| Data rows |

* Start *

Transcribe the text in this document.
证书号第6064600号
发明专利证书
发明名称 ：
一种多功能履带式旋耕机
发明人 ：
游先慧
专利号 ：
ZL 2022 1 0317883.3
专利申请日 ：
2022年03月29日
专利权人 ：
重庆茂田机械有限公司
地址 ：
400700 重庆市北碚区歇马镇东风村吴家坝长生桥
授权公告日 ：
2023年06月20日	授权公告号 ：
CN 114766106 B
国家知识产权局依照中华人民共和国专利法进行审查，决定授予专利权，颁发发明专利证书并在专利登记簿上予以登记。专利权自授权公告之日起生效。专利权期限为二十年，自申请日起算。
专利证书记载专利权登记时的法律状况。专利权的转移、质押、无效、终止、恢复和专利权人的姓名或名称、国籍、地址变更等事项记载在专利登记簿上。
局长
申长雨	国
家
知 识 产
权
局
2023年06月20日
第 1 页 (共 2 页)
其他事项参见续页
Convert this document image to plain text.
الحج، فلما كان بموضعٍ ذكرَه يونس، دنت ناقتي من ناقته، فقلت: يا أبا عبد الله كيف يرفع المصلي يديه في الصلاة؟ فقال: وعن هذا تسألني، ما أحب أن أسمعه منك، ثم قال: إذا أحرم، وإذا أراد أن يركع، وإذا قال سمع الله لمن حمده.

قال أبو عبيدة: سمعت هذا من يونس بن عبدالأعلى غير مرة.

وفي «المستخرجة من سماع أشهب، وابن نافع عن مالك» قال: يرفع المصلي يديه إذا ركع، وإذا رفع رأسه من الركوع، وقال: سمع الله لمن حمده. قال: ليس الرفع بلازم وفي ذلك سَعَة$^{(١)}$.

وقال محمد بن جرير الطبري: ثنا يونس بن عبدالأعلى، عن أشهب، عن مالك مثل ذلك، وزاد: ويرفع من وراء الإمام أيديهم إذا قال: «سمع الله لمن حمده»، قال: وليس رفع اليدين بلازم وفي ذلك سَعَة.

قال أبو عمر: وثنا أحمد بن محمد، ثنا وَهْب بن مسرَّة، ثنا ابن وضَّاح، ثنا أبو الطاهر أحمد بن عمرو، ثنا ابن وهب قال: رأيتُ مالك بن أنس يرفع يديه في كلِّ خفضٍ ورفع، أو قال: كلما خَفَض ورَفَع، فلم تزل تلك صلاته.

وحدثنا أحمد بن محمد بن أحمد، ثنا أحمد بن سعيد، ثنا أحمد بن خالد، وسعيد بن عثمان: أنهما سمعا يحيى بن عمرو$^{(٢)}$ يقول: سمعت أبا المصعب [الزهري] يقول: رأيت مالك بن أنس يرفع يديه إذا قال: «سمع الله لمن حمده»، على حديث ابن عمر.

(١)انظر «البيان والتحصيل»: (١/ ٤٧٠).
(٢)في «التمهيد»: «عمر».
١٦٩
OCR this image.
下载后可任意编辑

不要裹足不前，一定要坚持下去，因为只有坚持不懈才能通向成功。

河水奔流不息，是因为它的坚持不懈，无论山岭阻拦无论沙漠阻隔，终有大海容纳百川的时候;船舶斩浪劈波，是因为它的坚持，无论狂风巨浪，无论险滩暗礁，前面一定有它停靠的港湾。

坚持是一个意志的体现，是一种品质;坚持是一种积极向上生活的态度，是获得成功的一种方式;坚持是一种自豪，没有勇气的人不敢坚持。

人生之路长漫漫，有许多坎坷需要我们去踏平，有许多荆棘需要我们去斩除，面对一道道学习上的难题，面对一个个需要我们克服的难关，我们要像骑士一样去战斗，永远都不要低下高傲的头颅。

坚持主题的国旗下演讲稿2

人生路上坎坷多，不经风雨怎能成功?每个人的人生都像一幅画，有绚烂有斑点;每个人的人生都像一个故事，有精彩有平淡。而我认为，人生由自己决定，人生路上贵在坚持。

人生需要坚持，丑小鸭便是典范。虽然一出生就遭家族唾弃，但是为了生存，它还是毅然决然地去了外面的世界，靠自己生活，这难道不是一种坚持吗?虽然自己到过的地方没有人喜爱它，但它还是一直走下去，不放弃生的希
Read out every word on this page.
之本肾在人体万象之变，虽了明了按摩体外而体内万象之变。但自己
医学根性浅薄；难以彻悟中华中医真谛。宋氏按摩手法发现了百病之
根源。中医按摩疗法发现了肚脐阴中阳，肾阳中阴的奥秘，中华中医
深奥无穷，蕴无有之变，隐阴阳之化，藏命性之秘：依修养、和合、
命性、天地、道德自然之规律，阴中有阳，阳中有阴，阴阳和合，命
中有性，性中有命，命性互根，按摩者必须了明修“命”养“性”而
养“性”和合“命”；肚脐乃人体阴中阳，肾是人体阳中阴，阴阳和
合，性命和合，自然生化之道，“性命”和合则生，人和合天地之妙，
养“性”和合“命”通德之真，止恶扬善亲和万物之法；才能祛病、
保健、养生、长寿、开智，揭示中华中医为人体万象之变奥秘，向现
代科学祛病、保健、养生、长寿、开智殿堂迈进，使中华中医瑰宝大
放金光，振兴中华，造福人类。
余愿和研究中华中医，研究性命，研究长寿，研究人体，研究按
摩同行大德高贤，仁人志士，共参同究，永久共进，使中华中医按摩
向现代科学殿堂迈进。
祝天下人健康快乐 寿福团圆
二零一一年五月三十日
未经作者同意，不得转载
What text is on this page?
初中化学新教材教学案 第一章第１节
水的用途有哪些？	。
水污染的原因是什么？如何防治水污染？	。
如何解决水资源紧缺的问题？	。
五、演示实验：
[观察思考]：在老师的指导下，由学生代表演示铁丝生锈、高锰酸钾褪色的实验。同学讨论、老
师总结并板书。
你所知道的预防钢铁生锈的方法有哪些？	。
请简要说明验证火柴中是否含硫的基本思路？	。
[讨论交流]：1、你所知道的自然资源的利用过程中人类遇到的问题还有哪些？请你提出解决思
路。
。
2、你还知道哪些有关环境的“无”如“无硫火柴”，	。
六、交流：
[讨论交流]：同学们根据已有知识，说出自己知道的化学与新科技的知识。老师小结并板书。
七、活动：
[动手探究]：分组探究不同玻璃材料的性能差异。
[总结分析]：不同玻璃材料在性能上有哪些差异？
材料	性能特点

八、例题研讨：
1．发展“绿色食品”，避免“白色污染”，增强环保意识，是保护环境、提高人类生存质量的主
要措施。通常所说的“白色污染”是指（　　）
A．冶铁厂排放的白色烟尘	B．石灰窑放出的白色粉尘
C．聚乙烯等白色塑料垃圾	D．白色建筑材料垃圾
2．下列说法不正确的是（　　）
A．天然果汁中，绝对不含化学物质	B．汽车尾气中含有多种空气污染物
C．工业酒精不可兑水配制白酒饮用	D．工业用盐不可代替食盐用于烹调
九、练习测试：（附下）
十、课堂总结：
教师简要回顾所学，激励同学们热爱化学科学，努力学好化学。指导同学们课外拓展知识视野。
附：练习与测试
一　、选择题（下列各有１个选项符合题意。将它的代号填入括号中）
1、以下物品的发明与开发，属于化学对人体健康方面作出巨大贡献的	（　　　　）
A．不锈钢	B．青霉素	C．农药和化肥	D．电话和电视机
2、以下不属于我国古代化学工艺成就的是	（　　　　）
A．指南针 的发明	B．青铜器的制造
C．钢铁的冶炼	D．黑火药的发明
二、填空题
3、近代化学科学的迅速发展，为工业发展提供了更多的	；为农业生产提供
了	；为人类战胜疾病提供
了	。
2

* End *

| The problem |
Exactly reproduce all of the entries above.

| The response |
Transcribe the text in this document.
证书号第6064600号
发明专利证书
发明名称 ：
一种多功能履带式旋耕机
发明人 ：
游先慧
专利号 ：
ZL 2022 1 0317883.3
专利申请日 ：
2022年03月29日
专利权人 ：
重庆茂田机械有限公司
地址 ：
400700 重庆市北碚区歇马镇东风村吴家坝长生桥
授权公告日 ：
2023年06月20日	授权公告号 ：
CN 114766106 B
国家知识产权局依照中华人民共和国专利法进行审查，决定授予专利权，颁发发明专利证书并在专利登记簿上予以登记。专利权自授权公告之日起生效。专利权期限为二十年，自申请日起算。
专利证书记载专利权登记时的法律状况。专利权的转移、质押、无效、终止、恢复和专利权人的姓名或名称、国籍、地址变更等事项记载在专利登记簿上。
局长
申长雨	国
家
知 识 产
权
局
2023年06月20日
第 1 页 (共 2 页)
其他事项参见续页
Convert this document image to plain text.
الحج، فلما كان بموضعٍ ذكرَه يونس، دنت ناقتي من ناقته، فقلت: يا أبا عبد الله كيف يرفع المصلي يديه في الصلاة؟ فقال: وعن هذا تسألني، ما أحب أن أسمعه منك، ثم قال: إذا أحرم، وإذا أراد أن يركع، وإذا قال سمع الله لمن حمده.

قال أبو عبيدة: سمعت هذا من يونس بن عبدالأعلى غير مرة.

وفي «المستخرجة من سماع أشهب، وابن نافع عن مالك» قال: يرفع المصلي يديه إذا ركع، وإذا رفع رأسه من الركوع، وقال: سمع الله لمن حمده. قال: ليس الرفع بلازم وفي ذلك سَعَة$^{(١)}$.

وقال محمد بن جرير الطبري: ثنا يونس بن عبدالأعلى، عن أشهب، عن مالك مثل ذلك، وزاد: ويرفع من وراء الإمام أيديهم إذا قال: «سمع الله لمن حمده»، قال: وليس رفع اليدين بلازم وفي ذلك سَعَة.

قال أبو عمر: وثنا أحمد بن محمد، ثنا وَهْب بن مسرَّة، ثنا ابن وضَّاح، ثنا أبو الطاهر أحمد بن عمرو، ثنا ابن وهب قال: رأيتُ مالك بن أنس يرفع يديه في كلِّ خفضٍ ورفع، أو قال: كلما خَفَض ورَفَع، فلم تزل تلك صلاته.

وحدثنا أحمد بن محمد بن أحمد، ثنا أحمد بن سعيد، ثنا أحمد بن خالد، وسعيد بن عثمان: أنهما سمعا يحيى بن عمرو$^{(٢)}$ يقول: سمعت أبا المصعب [الزهري] يقول: رأيت مالك بن أنس يرفع يديه إذا قال: «سمع الله لمن حمده»، على حديث ابن عمر.

(١)انظر «البيان والتحصيل»: (١/ ٤٧٠).
(٢)في «التمهيد»: «عمر».
١٦٩
OCR this image.
下载后可任意编辑

不要裹足不前，一定要坚持下去，因为只有坚持不懈才能通向成功。

河水奔流不息，是因为它的坚持不懈，无论山岭阻拦无论沙漠阻隔，终有大海容纳百川的时候;船舶斩浪劈波，是因为它的坚持，无论狂风巨浪，无论险滩暗礁，前面一定有它停靠的港湾。

坚持是一个意志的体现，是一种品质;坚持是一种积极向上生活的态度，是获得成功的一种方式;坚持是一种自豪，没有勇气的人不敢坚持。

人生之路长漫漫，有许多坎坷需要我们去踏平，有许多荆棘需要我们去斩除，面对一道道学习上的难题，面对一个个需要我们克服的难关，我们要像骑士一样去战斗，永远都不要低下高傲的头颅。

坚持主题的国旗下演讲稿2

人生路上坎坷多，不经风雨怎能成功?每个人的人生都像一幅画，有绚烂有斑点;每个人的人生都像一个故事，有精彩有平淡。而我认为，人生由自己决定，人生路上贵在坚持。

人生需要坚持，丑小鸭便是典范。虽然一出生就遭家族唾弃，但是为了生存，它还是毅然决然地去了外面的世界，靠自己生活，这难道不是一种坚持吗?虽然自己到过的地方没有人喜爱它，但它还是一直走下去，不放弃生的希
Read out every word on this page.
之本肾在人体万象之变，虽了明了按摩体外而体内万象之变。但自己
医学根性浅薄；难以彻悟中华中医真谛。宋氏按摩手法发现了百病之
根源。中医按摩疗法发现了肚脐阴中阳，肾阳中阴的奥秘，中华中医
深奥无穷，蕴无有之变，隐阴阳之化，藏命性之秘：依修养、和合、
命性、天地、道德自然之规律，阴中有阳，阳中有阴，阴阳和合，命
中有性，性中有命，命性互根，按摩者必须了明修“命”养“性”而
养“性”和合“命”；肚脐乃人体阴中阳，肾是人体阳中阴，阴阳和
合，性命和合，自然生化之道，“性命”和合则生，人和合天地之妙，
养“性”和合“命”通德之真，止恶扬善亲和万物之法；才能祛病、
保健、养生、长寿、开智，揭示中华中医为人体万象之变奥秘，向现
代科学祛病、保健、养生、长寿、开智殿堂迈进，使中华中医瑰宝大
放金光，振兴中华，造福人类。
余愿和研究中华中医，研究性命，研究长寿，研究人体，研究按
摩同行大德高贤，仁人志士，共参同究，永久共进，使中华中医按摩
向现代科学殿堂迈进。
祝天下人健康快乐 寿福团圆
二零一一年五月三十日
未经作者同意，不得转载
What text is on this page?
初中化学新教材教学案 第一章第１节
水的用途有哪些？	。
水污染的原因是什么？如何防治水污染？	。
如何解决水资源紧缺的问题？	。
五、演示实验：
[观察思考]：在老师的指导下，由学生代表演示铁丝生锈、高锰酸钾褪色的实验。同学讨论、老
师总结并板书。
你所知道的预防钢铁生锈的方法有哪些？	。
请简要说明验证火柴中是否含硫的基本思路？	。
[讨论交流]：1、你所知道的自然资源的利用过程中人类遇到的问题还有哪些？请你提出解决思
路。
。
2、你还知道哪些有关环境的“无”如“无硫火柴”，	。
六、交流：
[讨论交流]：同学们根据已有知识，说出自己知道的化学与新科技的知识。老师小结并板书。
七、活动：
[动手探究]：分组探究不同玻璃材料的性能差异。
[总结分析]：不同玻璃材料在性能上有哪些差异？
材料	性能特点

八、例题研讨：
1．发展“绿色食品”，避免“白色污染”，增强环保意识，是保护环境、提高人类生存质量的主
要措施。通常所说的“白色污染”是指（　　）
A．冶铁厂排放的白色烟尘	B．石灰窑放出的白色粉尘
C．聚乙烯等白色塑料垃圾	D．白色建筑材料垃圾
2．下列说法不正确的是（　　）
A．天然果汁中，绝对不含化学物质	B．汽车尾气中含有多种空气污染物
C．工业酒精不可兑水配制白酒饮用	D．工业用盐不可代替食盐用于烹调
九、练习测试：（附下）
十、课堂总结：
教师简要回顾所学，激励同学们热爱化学科学，努力学好化学。指导同学们课外拓展知识视野。
附：练习与测试
一　、选择题（下列各有１个选项符合题意。将它的代号填入括号中）
1、以下物品的发明与开发，属于化学对人体健康方面作出巨大贡献的	（　　　　）
A．不锈钢	B．青霉素	C．农药和化肥	D．电话和电视机
2、以下不属于我国古代化学工艺成就的是	（　　　　）
A．指南针 的发明	B．青铜器的制造
C．钢铁的冶炼	D．黑火药的发明
二、填空题
3、近代化学科学的迅速发展，为工业发展提供了更多的	；为农业生产提供
了	；为人类战胜疾病提供
了	。
2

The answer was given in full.